'''
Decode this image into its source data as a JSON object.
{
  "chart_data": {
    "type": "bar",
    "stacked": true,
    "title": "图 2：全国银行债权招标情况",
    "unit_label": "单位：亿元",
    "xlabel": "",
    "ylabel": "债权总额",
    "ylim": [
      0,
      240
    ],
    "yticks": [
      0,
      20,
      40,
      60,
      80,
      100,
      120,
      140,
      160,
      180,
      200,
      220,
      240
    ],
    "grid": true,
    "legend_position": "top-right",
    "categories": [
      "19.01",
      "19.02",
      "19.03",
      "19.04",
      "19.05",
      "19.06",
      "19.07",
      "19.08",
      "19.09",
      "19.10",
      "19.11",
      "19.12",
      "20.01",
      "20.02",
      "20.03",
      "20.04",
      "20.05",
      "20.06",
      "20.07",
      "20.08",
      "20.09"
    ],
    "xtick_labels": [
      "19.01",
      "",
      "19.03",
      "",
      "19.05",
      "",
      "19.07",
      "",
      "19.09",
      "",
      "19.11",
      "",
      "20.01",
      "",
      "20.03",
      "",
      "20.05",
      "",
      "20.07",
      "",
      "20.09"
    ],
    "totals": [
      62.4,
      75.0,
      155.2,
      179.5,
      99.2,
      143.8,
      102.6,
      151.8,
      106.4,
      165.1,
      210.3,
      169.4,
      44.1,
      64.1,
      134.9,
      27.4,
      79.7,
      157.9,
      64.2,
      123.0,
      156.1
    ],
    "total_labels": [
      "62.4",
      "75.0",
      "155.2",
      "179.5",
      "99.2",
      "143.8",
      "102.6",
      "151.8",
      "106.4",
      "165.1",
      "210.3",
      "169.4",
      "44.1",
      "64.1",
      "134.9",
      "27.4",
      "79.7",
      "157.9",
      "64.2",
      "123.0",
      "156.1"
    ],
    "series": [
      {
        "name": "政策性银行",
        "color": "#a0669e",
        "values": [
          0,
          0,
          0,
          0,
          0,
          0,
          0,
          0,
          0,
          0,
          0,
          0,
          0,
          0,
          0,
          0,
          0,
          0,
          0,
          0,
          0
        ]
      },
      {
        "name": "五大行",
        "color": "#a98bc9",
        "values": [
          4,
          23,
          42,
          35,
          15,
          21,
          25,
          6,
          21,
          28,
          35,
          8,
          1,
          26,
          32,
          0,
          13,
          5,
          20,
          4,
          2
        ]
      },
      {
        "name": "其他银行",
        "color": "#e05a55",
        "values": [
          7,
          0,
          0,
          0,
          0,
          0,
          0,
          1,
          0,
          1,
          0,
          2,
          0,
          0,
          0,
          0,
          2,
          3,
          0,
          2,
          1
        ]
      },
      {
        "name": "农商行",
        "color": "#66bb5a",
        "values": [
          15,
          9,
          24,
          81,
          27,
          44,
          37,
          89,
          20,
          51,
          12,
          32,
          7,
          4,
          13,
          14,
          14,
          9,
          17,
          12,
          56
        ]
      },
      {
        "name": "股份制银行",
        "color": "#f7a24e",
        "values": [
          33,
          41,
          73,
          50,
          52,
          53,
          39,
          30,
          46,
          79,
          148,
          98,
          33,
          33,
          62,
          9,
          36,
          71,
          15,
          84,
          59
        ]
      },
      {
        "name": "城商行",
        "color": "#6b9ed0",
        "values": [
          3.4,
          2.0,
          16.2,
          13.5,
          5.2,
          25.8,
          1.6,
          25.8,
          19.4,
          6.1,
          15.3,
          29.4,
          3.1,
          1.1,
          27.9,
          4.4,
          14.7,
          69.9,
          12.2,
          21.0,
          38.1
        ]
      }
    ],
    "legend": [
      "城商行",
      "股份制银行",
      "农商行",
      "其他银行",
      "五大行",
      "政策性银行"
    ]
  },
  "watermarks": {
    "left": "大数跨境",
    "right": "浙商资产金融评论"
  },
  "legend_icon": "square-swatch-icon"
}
'''
'''
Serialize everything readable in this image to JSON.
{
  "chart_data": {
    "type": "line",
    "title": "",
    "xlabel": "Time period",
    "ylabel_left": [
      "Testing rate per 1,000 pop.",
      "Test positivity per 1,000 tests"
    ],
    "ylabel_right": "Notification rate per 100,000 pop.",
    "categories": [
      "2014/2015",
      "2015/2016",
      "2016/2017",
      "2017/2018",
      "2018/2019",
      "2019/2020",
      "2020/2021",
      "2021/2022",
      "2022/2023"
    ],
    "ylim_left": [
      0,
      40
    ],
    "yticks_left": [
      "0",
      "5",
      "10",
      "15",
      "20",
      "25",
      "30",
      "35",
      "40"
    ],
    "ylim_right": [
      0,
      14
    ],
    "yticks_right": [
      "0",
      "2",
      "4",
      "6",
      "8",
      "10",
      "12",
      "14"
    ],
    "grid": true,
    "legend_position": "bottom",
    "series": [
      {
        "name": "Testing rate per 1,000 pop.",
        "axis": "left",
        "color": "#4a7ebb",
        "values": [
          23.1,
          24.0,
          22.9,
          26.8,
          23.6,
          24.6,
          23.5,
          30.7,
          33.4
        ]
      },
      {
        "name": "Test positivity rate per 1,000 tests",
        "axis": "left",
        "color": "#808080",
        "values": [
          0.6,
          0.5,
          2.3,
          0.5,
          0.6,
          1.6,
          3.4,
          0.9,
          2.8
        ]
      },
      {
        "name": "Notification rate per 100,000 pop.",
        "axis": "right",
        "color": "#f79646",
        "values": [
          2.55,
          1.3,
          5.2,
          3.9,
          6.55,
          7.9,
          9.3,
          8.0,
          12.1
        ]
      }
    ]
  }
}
'''
Instructions for the task: Select every line of the material above holding the word "rate" and copy it.

Response to the task:
      "Testing rate per 1,000 pop.",
    "ylabel_right": "Notification rate per 100,000 pop.",
        "name": "Testing rate per 1,000 pop.",
        "name": "Test positivity rate per 1,000 tests",
        "name": "Notification rate per 100,000 pop.",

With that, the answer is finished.